Records provided:

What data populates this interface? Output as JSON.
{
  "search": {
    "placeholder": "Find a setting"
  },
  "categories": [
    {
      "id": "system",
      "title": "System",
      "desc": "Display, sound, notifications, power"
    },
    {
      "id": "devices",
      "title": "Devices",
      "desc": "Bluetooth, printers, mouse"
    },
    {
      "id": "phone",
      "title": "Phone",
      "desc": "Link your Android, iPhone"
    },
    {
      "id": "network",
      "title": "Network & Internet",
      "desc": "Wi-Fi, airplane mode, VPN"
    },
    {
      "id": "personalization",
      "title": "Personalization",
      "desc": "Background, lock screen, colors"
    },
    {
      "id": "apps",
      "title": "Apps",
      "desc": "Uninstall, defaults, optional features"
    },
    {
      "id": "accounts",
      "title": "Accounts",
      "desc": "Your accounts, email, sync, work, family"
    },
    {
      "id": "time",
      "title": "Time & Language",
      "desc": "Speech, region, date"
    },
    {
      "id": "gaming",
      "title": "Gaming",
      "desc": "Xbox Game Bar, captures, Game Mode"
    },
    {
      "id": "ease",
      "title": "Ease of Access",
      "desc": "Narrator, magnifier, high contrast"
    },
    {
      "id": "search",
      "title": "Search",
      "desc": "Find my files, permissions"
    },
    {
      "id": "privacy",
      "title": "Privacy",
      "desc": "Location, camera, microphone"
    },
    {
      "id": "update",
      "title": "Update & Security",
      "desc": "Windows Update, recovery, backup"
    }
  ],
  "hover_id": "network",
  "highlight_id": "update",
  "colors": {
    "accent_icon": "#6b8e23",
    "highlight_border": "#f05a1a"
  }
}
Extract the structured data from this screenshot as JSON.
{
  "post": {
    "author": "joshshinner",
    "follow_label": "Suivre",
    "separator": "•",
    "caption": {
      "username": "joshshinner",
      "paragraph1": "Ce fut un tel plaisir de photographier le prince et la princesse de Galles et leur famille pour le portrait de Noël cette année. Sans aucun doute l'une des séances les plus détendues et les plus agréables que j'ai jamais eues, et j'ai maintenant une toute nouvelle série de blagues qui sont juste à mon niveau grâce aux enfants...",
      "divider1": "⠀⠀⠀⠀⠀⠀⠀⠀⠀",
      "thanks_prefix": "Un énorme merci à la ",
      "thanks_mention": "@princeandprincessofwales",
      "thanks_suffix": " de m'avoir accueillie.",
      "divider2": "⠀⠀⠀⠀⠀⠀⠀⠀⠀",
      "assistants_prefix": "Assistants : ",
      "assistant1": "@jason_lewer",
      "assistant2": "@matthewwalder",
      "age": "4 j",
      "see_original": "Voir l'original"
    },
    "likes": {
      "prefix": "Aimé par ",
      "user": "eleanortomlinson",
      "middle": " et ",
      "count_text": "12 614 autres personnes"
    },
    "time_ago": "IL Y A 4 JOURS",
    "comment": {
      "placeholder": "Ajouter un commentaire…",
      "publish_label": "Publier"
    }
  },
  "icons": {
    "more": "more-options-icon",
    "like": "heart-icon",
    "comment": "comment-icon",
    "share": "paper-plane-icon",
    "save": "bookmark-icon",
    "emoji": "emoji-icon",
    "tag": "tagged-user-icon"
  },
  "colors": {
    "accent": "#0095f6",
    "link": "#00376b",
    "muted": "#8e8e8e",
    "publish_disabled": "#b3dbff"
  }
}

The request:
All entries must be repeated verbatim.

Task solution:
What data populates this interface? Output as JSON.
{
  "search": {
    "placeholder": "Find a setting"
  },
  "categories": [
    {
      "id": "system",
      "title": "System",
      "desc": "Display, sound, notifications, power"
    },
    {
      "id": "devices",
      "title": "Devices",
      "desc": "Bluetooth, printers, mouse"
    },
    {
      "id": "phone",
      "title": "Phone",
      "desc": "Link your Android, iPhone"
    },
    {
      "id": "network",
      "title": "Network & Internet",
      "desc": "Wi-Fi, airplane mode, VPN"
    },
    {
      "id": "personalization",
      "title": "Personalization",
      "desc": "Background, lock screen, colors"
    },
    {
      "id": "apps",
      "title": "Apps",
      "desc": "Uninstall, defaults, optional features"
    },
    {
      "id": "accounts",
      "title": "Accounts",
      "desc": "Your accounts, email, sync, work, family"
    },
    {
      "id": "time",
      "title": "Time & Language",
      "desc": "Speech, region, date"
    },
    {
      "id": "gaming",
      "title": "Gaming",
      "desc": "Xbox Game Bar, captures, Game Mode"
    },
    {
      "id": "ease",
      "title": "Ease of Access",
      "desc": "Narrator, magnifier, high contrast"
    },
    {
      "id": "search",
      "title": "Search",
      "desc": "Find my files, permissions"
    },
    {
      "id": "privacy",
      "title": "Privacy",
      "desc": "Location, camera, microphone"
    },
    {
      "id": "update",
      "title": "Update & Security",
      "desc": "Windows Update, recovery, backup"
    }
  ],
  "hover_id": "network",
  "highlight_id": "update",
  "colors": {
    "accent_icon": "#6b8e23",
    "highlight_border": "#f05a1a"
  }
}
Extract the structured data from this screenshot as JSON.
{
  "post": {
    "author": "joshshinner",
    "follow_label": "Suivre",
    "separator": "•",
    "caption": {
      "username": "joshshinner",
      "paragraph1": "Ce fut un tel plaisir de photographier le prince et la princesse de Galles et leur famille pour le portrait de Noël cette année. Sans aucun doute l'une des séances les plus détendues et les plus agréables que j'ai jamais eues, et j'ai maintenant une toute nouvelle série de blagues qui sont juste à mon niveau grâce aux enfants...",
      "divider1": "⠀⠀⠀⠀⠀⠀⠀⠀⠀",
      "thanks_prefix": "Un énorme merci à la ",
      "thanks_mention": "@princeandprincessofwales",
      "thanks_suffix": " de m'avoir accueillie.",
      "divider2": "⠀⠀⠀⠀⠀⠀⠀⠀⠀",
      "assistants_prefix": "Assistants : ",
      "assistant1": "@jason_lewer",
      "assistant2": "@matthewwalder",
      "age": "4 j",
      "see_original": "Voir l'original"
    },
    "likes": {
      "prefix": "Aimé par ",
      "user": "eleanortomlinson",
      "middle": " et ",
      "count_text": "12 614 autres personnes"
    },
    "time_ago": "IL Y A 4 JOURS",
    "comment": {
      "placeholder": "Ajouter un commentaire…",
      "publish_label": "Publier"
    }
  },
  "icons": {
    "more": "more-options-icon",
    "like": "heart-icon",
    "comment": "comment-icon",
    "share": "paper-plane-icon",
    "save": "bookmark-icon",
    "emoji": "emoji-icon",
    "tag": "tagged-user-icon"
  },
  "colors": {
    "accent": "#0095f6",
    "link": "#00376b",
    "muted": "#8e8e8e",
    "publish_disabled": "#b3dbff"
  }
}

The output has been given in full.